[Records excerpted from a collection]

◆ ◆ ◆

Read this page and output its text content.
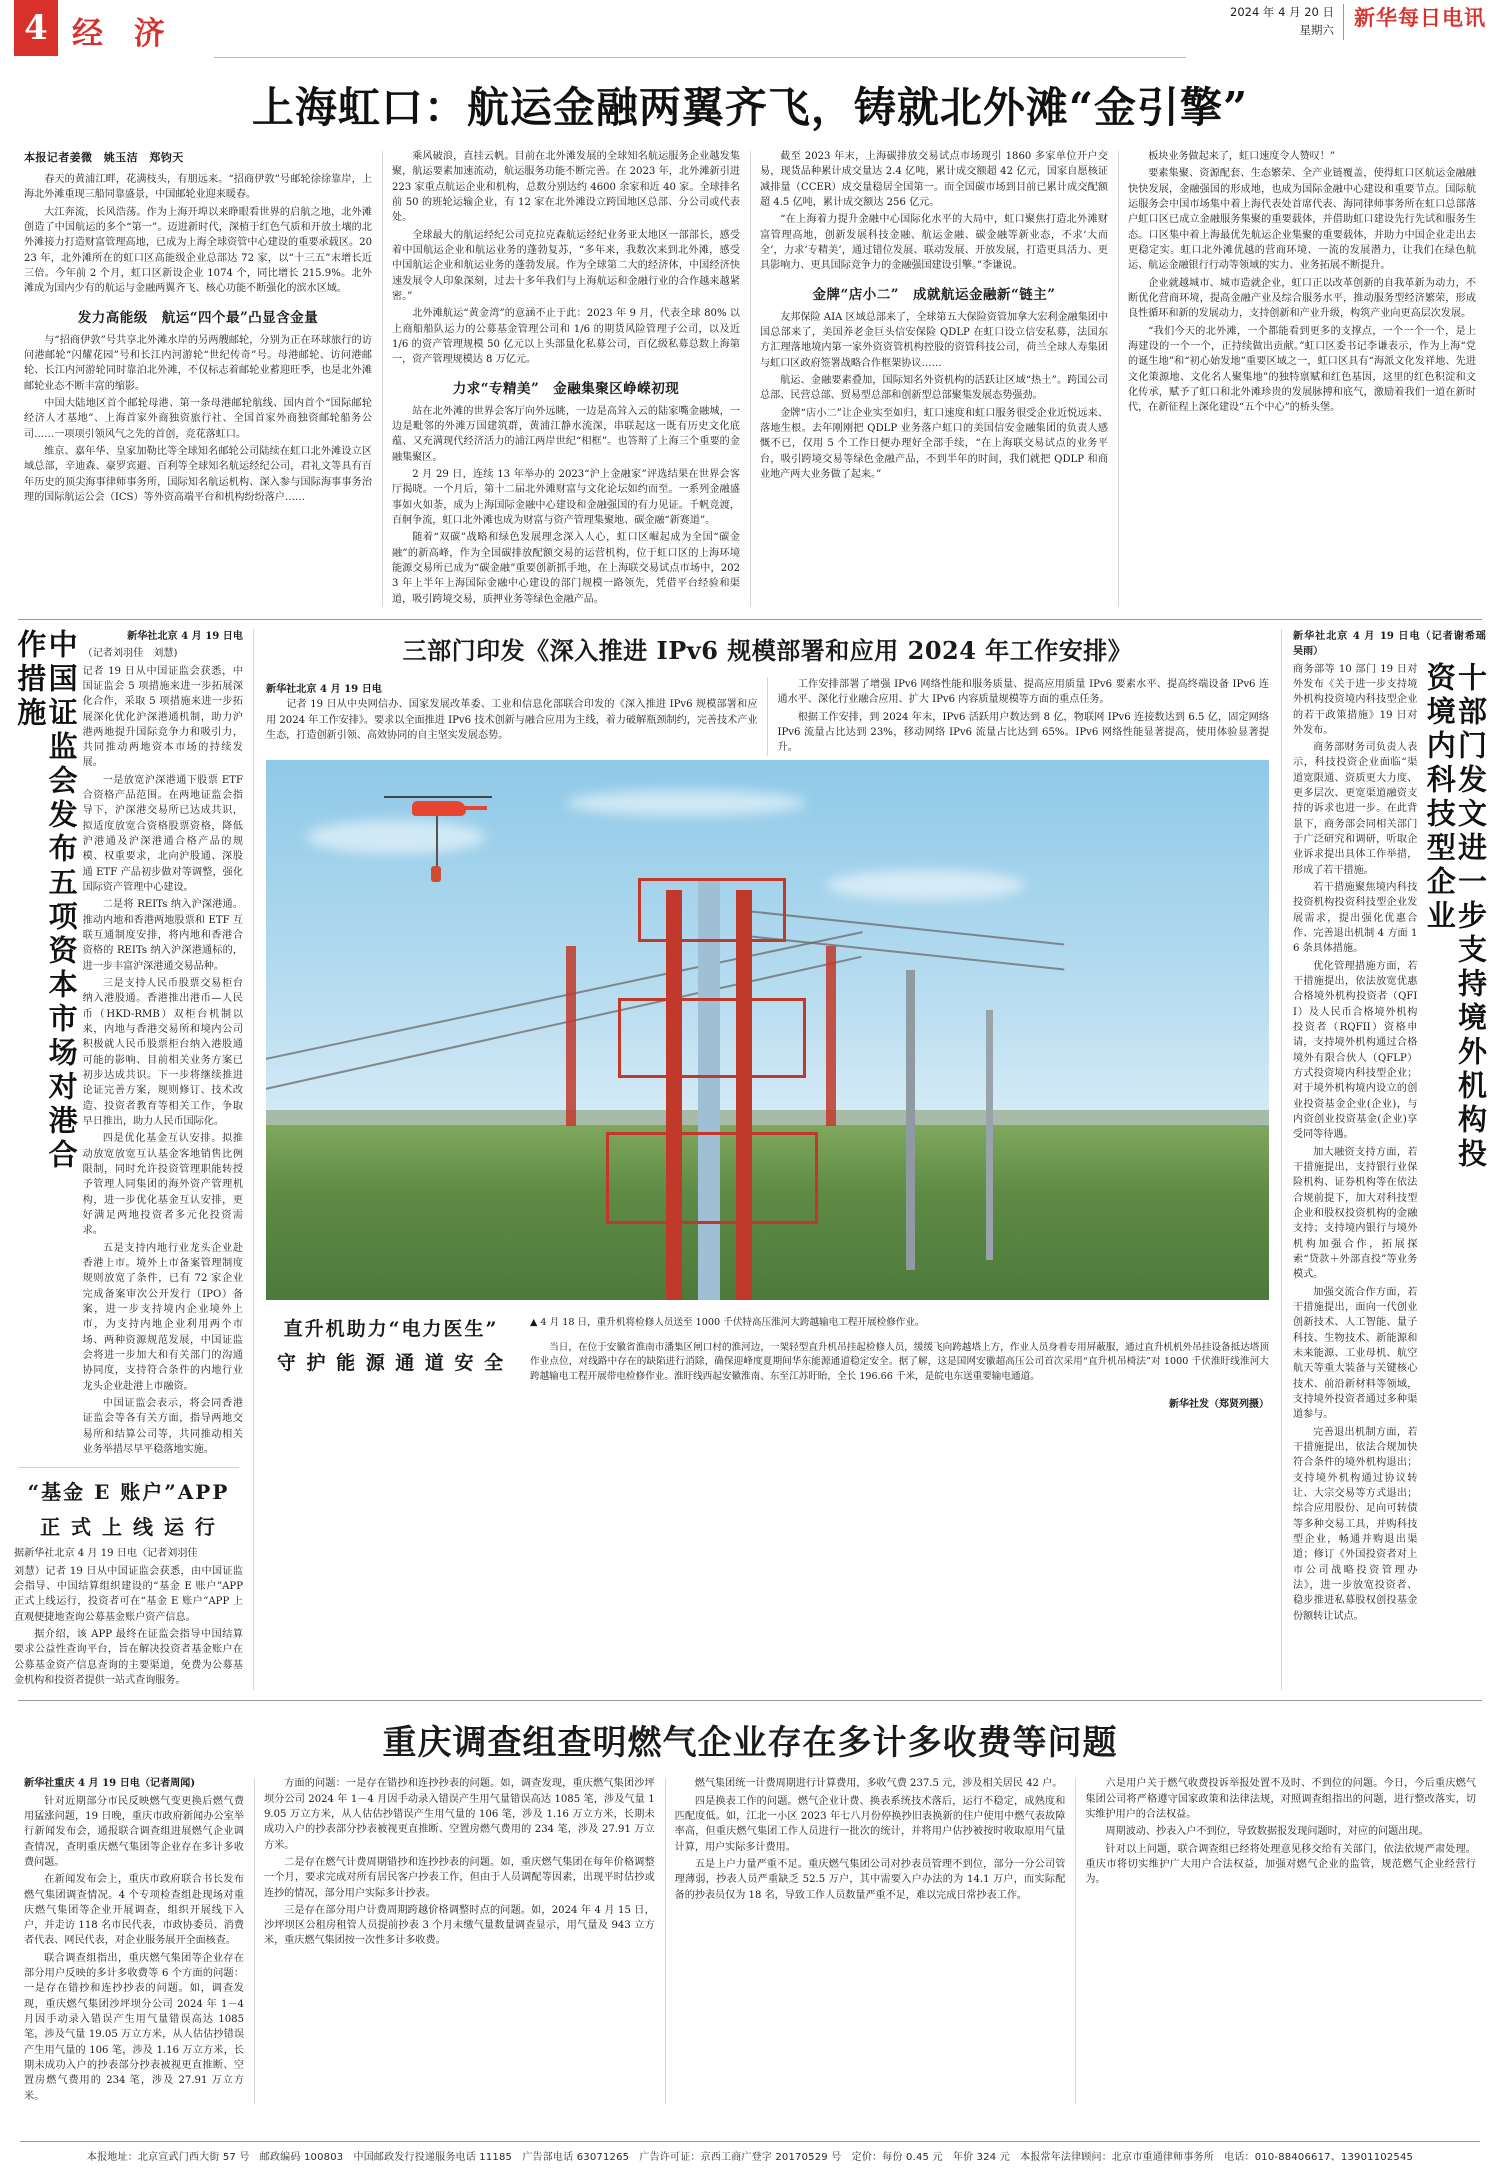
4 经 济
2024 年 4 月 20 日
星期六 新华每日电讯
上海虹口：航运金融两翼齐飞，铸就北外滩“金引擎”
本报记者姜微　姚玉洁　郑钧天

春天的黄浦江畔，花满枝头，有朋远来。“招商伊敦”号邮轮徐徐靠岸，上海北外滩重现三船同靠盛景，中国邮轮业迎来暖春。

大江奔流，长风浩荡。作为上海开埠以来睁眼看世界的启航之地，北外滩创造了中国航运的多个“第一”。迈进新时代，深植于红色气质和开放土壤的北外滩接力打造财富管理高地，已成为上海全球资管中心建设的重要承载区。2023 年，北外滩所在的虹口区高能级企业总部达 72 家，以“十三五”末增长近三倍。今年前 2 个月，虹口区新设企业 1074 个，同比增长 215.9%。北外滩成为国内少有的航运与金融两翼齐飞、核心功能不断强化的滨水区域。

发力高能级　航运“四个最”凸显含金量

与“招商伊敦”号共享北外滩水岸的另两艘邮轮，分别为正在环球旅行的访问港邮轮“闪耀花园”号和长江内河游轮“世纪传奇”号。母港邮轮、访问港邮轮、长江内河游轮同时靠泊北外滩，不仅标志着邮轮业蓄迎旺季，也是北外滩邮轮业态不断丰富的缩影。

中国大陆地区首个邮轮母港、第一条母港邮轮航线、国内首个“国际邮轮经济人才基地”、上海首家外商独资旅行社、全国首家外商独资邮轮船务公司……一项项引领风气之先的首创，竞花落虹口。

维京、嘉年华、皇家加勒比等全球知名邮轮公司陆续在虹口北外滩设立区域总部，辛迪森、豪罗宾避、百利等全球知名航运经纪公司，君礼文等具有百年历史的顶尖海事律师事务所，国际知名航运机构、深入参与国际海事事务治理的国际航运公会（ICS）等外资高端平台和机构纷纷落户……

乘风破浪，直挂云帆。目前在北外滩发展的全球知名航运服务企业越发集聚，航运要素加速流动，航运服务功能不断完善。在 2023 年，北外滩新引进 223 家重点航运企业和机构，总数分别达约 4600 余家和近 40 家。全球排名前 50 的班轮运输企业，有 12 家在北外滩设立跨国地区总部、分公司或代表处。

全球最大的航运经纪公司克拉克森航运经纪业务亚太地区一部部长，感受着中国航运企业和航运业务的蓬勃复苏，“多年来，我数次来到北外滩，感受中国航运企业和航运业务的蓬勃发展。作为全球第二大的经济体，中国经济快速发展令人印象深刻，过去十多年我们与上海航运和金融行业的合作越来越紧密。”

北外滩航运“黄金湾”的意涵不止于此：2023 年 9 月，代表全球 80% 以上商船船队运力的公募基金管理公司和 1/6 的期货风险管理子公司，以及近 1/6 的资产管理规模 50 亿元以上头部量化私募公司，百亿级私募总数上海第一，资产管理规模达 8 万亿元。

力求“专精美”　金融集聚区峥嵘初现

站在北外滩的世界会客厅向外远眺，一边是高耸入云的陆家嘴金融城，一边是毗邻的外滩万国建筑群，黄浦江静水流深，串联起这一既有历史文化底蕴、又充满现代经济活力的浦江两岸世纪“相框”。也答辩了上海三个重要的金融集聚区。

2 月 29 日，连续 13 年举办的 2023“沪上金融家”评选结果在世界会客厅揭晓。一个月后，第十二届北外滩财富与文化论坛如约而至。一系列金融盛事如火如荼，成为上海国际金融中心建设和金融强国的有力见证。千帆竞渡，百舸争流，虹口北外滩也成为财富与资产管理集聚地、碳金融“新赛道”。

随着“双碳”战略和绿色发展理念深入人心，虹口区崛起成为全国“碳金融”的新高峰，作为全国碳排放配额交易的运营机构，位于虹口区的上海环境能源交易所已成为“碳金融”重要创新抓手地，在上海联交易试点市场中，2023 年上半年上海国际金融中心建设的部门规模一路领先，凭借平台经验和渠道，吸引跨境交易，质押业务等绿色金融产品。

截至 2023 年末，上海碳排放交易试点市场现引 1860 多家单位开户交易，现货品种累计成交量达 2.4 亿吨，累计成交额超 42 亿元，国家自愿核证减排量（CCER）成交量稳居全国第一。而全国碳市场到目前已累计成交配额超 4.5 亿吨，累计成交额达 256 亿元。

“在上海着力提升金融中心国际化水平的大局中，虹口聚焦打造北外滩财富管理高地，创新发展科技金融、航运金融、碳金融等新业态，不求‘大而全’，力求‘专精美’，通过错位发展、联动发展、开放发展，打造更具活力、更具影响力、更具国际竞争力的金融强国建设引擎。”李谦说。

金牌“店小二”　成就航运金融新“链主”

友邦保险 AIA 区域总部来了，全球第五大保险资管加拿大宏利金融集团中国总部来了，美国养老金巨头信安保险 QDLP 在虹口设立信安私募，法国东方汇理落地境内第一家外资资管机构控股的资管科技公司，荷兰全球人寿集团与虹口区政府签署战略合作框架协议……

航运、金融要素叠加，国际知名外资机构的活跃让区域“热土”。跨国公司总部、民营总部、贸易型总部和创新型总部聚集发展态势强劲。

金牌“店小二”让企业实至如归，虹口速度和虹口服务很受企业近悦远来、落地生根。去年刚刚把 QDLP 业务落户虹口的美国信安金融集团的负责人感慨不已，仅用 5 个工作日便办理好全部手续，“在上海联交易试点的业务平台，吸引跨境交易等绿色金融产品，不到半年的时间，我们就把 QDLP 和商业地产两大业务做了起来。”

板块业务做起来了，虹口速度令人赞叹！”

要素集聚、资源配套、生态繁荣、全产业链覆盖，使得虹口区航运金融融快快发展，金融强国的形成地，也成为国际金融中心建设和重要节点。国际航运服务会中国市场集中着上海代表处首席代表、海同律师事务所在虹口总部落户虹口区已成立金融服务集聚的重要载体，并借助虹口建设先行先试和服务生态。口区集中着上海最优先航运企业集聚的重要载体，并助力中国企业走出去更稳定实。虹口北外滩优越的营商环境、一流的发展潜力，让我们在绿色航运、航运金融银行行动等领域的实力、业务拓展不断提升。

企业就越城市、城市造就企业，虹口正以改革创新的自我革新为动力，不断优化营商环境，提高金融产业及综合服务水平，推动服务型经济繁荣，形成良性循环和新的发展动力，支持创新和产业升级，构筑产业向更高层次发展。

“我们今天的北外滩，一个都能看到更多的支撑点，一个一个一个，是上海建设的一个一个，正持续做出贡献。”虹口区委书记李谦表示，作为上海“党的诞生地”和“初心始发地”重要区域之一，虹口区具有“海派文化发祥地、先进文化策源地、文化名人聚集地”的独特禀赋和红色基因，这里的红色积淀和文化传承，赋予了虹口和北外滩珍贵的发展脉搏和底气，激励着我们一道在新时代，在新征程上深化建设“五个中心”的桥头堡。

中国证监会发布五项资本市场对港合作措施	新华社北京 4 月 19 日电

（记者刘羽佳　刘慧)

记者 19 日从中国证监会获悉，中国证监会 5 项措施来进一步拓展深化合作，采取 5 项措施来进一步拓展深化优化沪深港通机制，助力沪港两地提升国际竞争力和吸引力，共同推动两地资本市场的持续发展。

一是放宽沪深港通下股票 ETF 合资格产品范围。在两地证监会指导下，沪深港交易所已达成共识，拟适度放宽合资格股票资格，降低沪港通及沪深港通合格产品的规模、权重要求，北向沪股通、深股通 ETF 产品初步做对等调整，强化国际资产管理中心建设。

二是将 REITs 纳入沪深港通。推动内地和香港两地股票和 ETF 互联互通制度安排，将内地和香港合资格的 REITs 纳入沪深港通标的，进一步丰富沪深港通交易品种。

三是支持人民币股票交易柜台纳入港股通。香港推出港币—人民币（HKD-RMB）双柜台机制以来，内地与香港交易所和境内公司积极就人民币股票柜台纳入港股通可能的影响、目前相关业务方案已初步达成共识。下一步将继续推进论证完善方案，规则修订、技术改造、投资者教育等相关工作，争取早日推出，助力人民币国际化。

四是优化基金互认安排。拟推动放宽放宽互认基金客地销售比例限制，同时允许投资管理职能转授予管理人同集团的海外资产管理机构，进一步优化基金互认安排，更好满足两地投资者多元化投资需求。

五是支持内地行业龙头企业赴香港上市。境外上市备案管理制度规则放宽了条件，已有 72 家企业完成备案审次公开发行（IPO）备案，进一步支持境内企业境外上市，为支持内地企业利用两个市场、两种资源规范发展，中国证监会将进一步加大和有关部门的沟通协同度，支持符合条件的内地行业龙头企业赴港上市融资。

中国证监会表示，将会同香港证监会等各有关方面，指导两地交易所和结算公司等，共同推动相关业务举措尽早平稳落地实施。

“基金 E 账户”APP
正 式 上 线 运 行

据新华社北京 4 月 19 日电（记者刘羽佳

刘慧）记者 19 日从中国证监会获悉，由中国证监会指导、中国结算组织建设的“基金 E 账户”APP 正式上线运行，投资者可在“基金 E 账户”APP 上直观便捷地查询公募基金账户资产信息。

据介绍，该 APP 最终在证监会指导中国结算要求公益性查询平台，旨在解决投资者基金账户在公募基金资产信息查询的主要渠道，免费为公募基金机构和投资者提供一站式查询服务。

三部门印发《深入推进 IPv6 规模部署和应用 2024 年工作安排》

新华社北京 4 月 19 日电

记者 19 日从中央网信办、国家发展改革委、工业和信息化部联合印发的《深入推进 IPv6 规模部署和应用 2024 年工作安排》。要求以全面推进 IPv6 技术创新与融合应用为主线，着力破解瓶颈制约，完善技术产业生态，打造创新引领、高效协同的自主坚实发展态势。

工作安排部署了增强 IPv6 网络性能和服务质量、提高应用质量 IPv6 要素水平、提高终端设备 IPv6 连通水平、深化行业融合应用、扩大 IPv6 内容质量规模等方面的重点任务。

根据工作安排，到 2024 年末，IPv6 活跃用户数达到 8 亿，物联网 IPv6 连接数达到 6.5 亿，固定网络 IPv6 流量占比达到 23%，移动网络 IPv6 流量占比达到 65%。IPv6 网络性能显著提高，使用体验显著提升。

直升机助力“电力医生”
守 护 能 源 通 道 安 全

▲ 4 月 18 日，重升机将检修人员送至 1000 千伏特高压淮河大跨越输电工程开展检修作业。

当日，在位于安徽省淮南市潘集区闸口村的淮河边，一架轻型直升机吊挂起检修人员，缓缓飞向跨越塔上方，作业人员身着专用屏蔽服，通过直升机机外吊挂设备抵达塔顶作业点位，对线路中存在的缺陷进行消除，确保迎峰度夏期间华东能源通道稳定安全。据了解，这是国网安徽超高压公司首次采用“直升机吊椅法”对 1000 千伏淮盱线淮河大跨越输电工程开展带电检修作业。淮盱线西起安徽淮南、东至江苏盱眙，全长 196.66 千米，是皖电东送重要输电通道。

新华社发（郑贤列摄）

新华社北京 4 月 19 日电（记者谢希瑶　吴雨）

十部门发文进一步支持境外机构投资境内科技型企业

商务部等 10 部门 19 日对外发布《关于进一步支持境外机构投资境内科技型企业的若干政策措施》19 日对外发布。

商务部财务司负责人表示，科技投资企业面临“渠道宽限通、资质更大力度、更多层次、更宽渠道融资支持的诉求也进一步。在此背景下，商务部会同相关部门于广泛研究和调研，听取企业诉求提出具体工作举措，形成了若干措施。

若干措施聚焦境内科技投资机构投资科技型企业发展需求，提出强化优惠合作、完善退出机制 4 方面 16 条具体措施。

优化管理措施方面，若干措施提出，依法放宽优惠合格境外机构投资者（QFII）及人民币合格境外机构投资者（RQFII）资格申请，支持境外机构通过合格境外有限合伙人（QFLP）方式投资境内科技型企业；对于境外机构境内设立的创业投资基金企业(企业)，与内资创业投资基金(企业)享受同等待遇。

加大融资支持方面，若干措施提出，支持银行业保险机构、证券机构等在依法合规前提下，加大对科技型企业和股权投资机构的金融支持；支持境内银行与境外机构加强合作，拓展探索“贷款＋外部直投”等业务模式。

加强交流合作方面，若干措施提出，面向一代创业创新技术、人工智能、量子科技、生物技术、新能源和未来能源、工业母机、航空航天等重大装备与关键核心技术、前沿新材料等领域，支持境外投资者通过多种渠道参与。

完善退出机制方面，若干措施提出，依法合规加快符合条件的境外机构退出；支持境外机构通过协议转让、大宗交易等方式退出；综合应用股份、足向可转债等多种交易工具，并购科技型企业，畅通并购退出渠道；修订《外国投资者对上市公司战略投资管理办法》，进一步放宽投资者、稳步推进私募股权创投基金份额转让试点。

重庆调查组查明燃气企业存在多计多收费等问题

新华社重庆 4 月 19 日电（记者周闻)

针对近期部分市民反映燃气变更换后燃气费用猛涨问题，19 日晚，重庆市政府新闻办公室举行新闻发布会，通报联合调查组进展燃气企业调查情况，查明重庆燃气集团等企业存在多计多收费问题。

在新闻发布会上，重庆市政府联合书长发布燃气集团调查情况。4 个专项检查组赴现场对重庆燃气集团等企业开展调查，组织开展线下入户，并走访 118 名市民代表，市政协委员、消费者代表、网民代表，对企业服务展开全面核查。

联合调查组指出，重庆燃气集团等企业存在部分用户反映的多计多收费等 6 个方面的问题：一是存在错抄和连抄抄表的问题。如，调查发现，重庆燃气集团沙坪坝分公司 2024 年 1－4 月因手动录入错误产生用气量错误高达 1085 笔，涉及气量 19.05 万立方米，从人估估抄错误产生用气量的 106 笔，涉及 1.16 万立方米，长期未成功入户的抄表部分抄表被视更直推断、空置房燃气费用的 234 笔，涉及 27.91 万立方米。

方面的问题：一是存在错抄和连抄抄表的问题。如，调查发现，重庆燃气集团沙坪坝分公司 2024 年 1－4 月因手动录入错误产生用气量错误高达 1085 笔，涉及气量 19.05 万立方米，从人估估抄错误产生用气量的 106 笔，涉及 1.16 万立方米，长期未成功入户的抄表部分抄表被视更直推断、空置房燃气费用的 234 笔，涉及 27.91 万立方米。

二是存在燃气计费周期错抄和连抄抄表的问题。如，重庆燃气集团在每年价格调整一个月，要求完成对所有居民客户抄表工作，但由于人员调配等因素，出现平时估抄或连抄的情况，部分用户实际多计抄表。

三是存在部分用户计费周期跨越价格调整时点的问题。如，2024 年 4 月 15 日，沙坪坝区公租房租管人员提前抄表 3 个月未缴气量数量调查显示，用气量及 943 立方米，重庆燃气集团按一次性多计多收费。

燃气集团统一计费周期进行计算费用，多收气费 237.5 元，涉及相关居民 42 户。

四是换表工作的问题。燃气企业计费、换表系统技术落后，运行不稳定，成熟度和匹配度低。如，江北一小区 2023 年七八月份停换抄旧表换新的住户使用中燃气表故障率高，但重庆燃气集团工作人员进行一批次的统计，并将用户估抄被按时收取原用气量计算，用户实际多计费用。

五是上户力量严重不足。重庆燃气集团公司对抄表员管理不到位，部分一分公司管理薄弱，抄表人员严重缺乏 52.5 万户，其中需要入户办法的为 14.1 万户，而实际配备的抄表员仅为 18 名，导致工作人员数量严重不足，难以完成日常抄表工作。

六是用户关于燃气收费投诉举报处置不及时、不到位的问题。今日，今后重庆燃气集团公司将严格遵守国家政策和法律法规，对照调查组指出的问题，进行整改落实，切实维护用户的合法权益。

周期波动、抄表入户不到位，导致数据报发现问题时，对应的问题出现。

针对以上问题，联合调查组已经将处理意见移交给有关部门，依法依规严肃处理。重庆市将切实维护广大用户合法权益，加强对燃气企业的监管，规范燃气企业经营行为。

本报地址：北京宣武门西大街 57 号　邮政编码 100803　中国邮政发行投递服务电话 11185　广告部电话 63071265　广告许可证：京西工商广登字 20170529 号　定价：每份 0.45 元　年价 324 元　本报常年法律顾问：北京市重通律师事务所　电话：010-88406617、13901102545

◆ ◆ ◆

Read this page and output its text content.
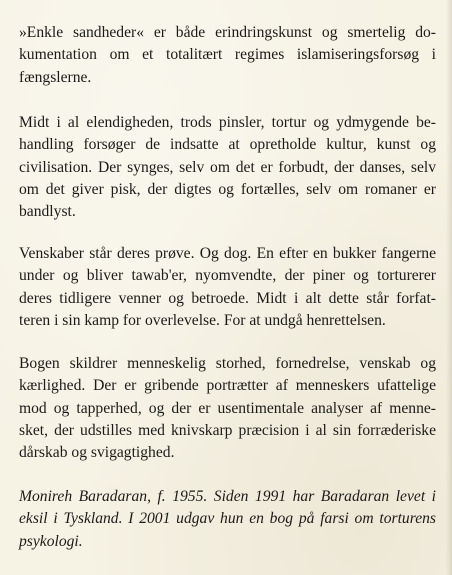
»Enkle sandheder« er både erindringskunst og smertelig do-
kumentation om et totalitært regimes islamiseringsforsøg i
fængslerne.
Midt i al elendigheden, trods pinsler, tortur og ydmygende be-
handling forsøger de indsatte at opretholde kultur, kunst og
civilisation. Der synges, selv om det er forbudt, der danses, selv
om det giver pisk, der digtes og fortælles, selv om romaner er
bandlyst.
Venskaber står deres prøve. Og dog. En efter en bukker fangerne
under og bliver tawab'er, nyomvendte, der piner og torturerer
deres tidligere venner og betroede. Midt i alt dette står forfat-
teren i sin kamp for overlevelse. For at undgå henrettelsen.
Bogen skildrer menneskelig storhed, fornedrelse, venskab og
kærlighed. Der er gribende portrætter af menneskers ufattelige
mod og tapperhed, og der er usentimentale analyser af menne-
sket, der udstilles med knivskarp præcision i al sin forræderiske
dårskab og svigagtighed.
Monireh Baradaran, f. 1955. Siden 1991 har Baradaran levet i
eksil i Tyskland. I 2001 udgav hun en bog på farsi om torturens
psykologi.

◆ ◆ ◆

GOAL
Your task is to pick out every line with the string "空置房燃气费用的" and copy it.

EXERCISE OUTPUT
联合调查组指出，重庆燃气集团等企业存在部分用户反映的多计多收费等 6 个方面的问题：一是存在错抄和连抄抄表的问题。如，调查发现，重庆燃气集团沙坪坝分公司 2024 年 1－4 月因手动录入错误产生用气量错误高达 1085 笔，涉及气量 19.05 万立方米，从人估估抄错误产生用气量的 106 笔，涉及 1.16 万立方米，长期未成功入户的抄表部分抄表被视更直推断、空置房燃气费用的 234 笔，涉及 27.91 万立方米。
方面的问题：一是存在错抄和连抄抄表的问题。如，调查发现，重庆燃气集团沙坪坝分公司 2024 年 1－4 月因手动录入错误产生用气量错误高达 1085 笔，涉及气量 19.05 万立方米，从人估估抄错误产生用气量的 106 笔，涉及 1.16 万立方米，长期未成功入户的抄表部分抄表被视更直推断、空置房燃气费用的 234 笔，涉及 27.91 万立方米。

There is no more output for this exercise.